[Dataset excerpt]
########
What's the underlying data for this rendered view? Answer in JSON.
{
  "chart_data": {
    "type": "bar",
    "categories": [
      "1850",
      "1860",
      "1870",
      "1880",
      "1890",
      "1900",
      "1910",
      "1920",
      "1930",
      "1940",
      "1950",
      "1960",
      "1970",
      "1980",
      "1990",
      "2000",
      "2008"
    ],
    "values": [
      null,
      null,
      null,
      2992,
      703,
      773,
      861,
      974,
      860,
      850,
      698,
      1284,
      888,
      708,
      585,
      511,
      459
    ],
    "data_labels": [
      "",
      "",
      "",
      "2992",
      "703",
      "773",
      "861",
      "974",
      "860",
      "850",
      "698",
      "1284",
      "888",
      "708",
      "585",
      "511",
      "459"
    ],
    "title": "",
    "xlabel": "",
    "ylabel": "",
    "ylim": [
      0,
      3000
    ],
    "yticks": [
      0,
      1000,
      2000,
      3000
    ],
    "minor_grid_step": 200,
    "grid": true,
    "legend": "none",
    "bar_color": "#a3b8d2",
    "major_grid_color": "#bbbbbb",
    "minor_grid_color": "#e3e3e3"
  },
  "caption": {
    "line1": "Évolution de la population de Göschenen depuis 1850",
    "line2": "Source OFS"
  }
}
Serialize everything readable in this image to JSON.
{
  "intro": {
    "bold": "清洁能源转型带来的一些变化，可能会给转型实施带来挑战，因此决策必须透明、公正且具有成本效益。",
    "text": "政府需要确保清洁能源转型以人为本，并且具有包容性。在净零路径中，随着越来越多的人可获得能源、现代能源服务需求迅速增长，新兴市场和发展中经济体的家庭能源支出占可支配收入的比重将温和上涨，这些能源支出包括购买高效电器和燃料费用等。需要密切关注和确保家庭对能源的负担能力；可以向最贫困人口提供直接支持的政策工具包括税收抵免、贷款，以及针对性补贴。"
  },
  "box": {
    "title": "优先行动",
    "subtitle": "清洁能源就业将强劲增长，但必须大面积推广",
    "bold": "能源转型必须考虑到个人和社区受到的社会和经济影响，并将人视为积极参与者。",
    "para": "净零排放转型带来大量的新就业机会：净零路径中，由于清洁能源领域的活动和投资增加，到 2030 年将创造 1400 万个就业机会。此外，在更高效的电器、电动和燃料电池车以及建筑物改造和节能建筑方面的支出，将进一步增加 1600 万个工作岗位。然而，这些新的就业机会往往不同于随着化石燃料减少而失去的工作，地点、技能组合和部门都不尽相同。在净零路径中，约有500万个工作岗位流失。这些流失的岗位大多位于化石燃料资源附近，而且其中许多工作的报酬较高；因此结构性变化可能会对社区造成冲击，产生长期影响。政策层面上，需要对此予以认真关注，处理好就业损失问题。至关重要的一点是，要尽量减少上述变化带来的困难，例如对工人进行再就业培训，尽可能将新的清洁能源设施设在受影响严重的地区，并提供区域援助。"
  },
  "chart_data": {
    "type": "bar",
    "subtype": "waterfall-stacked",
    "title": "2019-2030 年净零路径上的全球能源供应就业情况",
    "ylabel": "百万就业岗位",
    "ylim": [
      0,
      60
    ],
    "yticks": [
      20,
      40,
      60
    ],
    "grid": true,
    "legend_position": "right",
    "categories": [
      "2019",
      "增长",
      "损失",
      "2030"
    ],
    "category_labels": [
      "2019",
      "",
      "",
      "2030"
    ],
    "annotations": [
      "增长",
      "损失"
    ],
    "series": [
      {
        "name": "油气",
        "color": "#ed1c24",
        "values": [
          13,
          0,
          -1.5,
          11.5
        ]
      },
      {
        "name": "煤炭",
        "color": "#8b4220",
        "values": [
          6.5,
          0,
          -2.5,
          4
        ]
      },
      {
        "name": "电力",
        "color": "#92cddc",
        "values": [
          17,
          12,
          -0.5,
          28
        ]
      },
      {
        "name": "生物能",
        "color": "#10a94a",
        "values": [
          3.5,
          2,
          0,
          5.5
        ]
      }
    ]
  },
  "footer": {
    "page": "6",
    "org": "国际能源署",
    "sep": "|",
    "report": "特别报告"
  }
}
########
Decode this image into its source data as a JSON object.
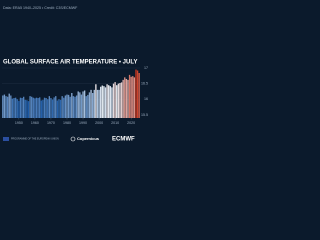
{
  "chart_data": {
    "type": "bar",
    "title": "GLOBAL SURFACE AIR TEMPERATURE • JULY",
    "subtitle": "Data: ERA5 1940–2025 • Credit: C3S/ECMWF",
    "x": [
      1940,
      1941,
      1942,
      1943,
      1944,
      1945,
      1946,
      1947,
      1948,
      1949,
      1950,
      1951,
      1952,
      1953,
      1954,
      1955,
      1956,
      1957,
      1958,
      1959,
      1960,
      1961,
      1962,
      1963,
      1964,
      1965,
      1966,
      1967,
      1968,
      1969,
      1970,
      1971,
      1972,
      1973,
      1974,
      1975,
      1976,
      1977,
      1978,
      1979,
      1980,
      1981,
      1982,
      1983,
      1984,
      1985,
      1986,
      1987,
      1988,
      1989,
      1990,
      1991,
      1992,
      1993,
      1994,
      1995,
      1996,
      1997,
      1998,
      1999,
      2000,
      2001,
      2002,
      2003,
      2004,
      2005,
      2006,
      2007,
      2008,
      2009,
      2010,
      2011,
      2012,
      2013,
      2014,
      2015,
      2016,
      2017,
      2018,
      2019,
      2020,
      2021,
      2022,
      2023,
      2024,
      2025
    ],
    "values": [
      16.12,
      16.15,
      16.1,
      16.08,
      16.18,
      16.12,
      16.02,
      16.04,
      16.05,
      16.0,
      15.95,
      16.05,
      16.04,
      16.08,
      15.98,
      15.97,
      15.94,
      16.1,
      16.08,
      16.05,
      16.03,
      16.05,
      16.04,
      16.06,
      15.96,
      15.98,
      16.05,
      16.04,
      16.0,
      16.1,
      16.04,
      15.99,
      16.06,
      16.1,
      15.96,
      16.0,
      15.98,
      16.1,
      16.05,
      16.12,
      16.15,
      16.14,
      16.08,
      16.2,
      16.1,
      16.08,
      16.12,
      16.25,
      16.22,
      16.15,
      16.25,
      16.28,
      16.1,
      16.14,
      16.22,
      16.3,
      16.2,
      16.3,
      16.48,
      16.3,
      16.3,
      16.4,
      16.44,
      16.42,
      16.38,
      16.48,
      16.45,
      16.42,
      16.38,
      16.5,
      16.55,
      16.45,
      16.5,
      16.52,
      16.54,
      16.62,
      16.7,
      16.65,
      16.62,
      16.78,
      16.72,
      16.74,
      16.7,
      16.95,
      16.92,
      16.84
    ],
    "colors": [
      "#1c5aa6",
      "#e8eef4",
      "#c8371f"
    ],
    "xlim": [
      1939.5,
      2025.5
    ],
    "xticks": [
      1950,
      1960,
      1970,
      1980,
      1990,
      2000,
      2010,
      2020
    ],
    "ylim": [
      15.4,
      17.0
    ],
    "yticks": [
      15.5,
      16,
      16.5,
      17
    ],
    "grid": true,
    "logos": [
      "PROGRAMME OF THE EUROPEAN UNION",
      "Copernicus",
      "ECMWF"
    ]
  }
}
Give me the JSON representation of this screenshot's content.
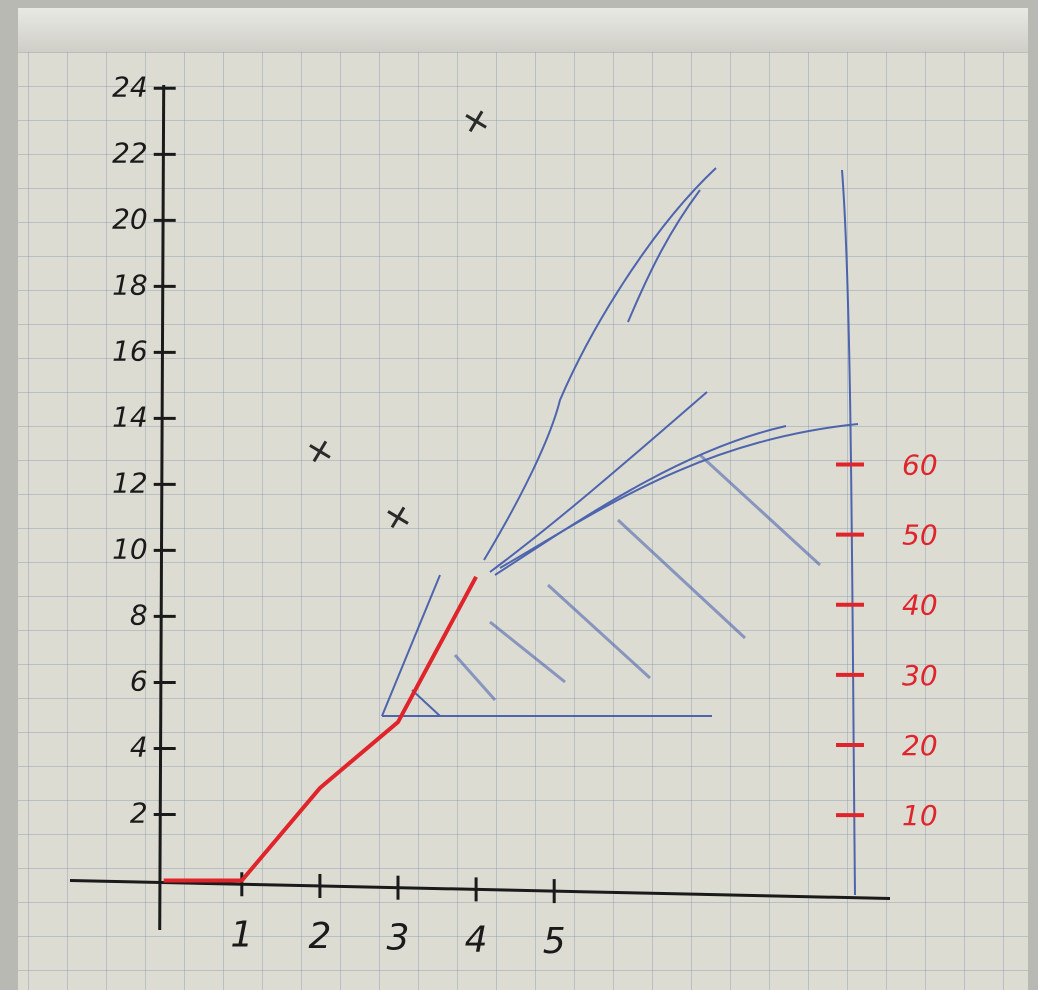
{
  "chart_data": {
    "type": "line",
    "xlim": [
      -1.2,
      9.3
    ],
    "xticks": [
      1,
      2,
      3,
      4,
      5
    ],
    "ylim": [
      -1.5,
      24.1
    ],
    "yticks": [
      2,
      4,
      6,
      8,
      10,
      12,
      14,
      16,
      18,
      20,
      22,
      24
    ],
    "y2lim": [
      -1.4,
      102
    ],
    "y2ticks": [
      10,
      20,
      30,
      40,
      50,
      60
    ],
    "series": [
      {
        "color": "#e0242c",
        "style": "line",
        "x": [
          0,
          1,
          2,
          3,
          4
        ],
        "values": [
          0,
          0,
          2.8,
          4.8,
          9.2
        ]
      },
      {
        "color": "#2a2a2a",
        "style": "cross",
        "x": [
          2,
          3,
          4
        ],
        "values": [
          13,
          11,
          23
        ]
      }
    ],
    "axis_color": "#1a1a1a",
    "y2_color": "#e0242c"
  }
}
########
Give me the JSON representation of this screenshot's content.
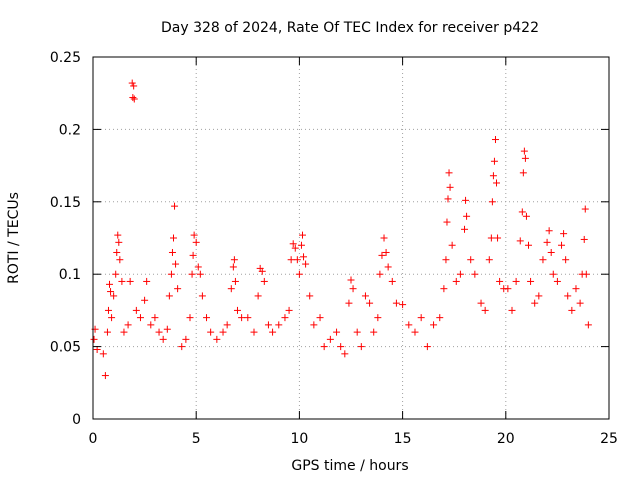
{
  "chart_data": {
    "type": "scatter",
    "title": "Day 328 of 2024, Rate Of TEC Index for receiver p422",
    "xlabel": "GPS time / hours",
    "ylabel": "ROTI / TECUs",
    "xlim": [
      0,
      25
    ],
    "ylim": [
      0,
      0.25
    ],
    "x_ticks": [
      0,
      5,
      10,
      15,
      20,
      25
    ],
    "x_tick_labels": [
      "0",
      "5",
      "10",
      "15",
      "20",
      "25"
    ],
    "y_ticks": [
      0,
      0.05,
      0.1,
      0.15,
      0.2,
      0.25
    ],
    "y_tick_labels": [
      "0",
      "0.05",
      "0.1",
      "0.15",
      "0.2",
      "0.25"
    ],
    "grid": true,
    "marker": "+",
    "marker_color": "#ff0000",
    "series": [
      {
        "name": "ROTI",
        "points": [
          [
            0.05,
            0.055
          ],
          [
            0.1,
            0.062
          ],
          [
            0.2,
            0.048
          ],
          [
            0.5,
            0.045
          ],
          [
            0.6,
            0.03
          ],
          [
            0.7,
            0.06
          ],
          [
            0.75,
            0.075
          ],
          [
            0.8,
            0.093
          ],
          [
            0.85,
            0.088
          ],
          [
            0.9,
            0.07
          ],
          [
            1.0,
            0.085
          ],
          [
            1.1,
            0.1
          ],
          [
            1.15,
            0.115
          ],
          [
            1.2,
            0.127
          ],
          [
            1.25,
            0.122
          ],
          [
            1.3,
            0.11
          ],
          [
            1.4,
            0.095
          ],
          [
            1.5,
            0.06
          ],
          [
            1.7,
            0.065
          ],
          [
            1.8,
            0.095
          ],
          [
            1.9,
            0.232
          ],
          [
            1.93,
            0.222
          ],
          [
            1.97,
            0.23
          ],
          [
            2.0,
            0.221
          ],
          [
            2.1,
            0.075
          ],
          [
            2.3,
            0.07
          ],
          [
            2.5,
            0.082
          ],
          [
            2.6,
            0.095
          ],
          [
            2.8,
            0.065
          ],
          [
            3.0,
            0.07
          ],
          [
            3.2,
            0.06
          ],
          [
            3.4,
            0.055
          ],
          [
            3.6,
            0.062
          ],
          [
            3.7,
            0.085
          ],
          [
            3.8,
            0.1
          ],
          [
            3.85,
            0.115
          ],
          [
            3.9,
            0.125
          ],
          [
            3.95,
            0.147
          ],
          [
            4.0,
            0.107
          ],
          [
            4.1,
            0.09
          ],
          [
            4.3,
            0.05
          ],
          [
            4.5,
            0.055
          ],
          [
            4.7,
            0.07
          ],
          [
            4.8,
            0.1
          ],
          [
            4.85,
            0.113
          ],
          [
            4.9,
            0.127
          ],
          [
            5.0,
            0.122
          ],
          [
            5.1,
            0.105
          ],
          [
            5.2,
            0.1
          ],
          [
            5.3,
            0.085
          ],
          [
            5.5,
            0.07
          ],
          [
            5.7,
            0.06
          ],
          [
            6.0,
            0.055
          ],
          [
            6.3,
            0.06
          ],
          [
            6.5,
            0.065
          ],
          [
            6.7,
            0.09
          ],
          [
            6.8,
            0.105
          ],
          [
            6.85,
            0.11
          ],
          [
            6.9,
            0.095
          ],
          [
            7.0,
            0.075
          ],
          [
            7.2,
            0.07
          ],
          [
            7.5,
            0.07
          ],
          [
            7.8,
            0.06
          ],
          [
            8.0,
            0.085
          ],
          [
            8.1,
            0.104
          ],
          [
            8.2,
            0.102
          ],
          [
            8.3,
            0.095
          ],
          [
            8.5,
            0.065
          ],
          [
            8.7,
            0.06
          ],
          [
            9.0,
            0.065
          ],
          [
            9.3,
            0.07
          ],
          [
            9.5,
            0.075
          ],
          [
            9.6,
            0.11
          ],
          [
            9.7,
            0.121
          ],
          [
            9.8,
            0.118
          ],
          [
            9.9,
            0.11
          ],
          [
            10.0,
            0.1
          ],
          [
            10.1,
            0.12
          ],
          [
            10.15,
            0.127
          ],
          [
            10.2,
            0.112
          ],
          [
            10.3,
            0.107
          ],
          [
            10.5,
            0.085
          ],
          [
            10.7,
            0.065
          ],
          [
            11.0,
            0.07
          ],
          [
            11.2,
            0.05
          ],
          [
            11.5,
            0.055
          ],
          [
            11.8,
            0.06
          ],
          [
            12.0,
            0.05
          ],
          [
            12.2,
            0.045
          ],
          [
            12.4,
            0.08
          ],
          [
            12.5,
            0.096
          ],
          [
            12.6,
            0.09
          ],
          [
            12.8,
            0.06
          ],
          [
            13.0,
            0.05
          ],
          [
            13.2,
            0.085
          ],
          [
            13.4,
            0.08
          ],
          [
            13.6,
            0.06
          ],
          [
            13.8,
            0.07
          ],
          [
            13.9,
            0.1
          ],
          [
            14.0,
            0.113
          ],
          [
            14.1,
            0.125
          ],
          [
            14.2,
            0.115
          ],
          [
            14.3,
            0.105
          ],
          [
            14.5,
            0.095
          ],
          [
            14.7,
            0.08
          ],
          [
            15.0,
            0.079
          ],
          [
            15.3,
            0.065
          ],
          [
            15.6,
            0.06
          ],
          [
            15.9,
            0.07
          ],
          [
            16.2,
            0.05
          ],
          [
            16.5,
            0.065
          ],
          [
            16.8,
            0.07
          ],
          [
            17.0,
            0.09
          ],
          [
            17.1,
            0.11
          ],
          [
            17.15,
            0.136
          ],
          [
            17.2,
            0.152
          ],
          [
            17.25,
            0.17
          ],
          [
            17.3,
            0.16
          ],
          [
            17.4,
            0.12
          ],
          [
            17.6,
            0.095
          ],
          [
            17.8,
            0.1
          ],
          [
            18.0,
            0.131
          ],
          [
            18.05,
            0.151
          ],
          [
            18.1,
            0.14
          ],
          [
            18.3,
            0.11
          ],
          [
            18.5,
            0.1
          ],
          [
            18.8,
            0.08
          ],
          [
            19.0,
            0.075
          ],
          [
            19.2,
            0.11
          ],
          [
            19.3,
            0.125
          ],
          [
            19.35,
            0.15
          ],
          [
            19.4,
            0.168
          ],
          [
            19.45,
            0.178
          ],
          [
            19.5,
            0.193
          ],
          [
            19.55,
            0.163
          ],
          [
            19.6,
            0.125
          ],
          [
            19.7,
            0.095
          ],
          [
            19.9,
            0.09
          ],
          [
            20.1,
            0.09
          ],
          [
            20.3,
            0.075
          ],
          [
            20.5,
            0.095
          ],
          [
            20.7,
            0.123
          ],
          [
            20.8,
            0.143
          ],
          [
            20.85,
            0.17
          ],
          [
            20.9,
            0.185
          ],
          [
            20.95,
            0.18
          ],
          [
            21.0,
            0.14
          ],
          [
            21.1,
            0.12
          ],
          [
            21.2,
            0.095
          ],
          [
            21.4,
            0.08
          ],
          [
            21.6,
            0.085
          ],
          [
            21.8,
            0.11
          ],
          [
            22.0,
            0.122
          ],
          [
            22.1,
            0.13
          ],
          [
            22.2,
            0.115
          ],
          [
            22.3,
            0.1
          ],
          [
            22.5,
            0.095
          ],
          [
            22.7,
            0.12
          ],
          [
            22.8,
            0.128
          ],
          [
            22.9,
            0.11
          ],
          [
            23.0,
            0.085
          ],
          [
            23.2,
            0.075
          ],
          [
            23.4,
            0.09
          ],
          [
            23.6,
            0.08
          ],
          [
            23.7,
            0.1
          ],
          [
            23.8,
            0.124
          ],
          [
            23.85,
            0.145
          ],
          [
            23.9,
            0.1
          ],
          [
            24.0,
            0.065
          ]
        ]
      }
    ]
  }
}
########
What you have to do: Copy each line of the listing that contains the string "name".

Task solution:
        "name": "油气",
        "name": "煤炭",
        "name": "电力",
        "name": "生物能",
        "name": "ROTI",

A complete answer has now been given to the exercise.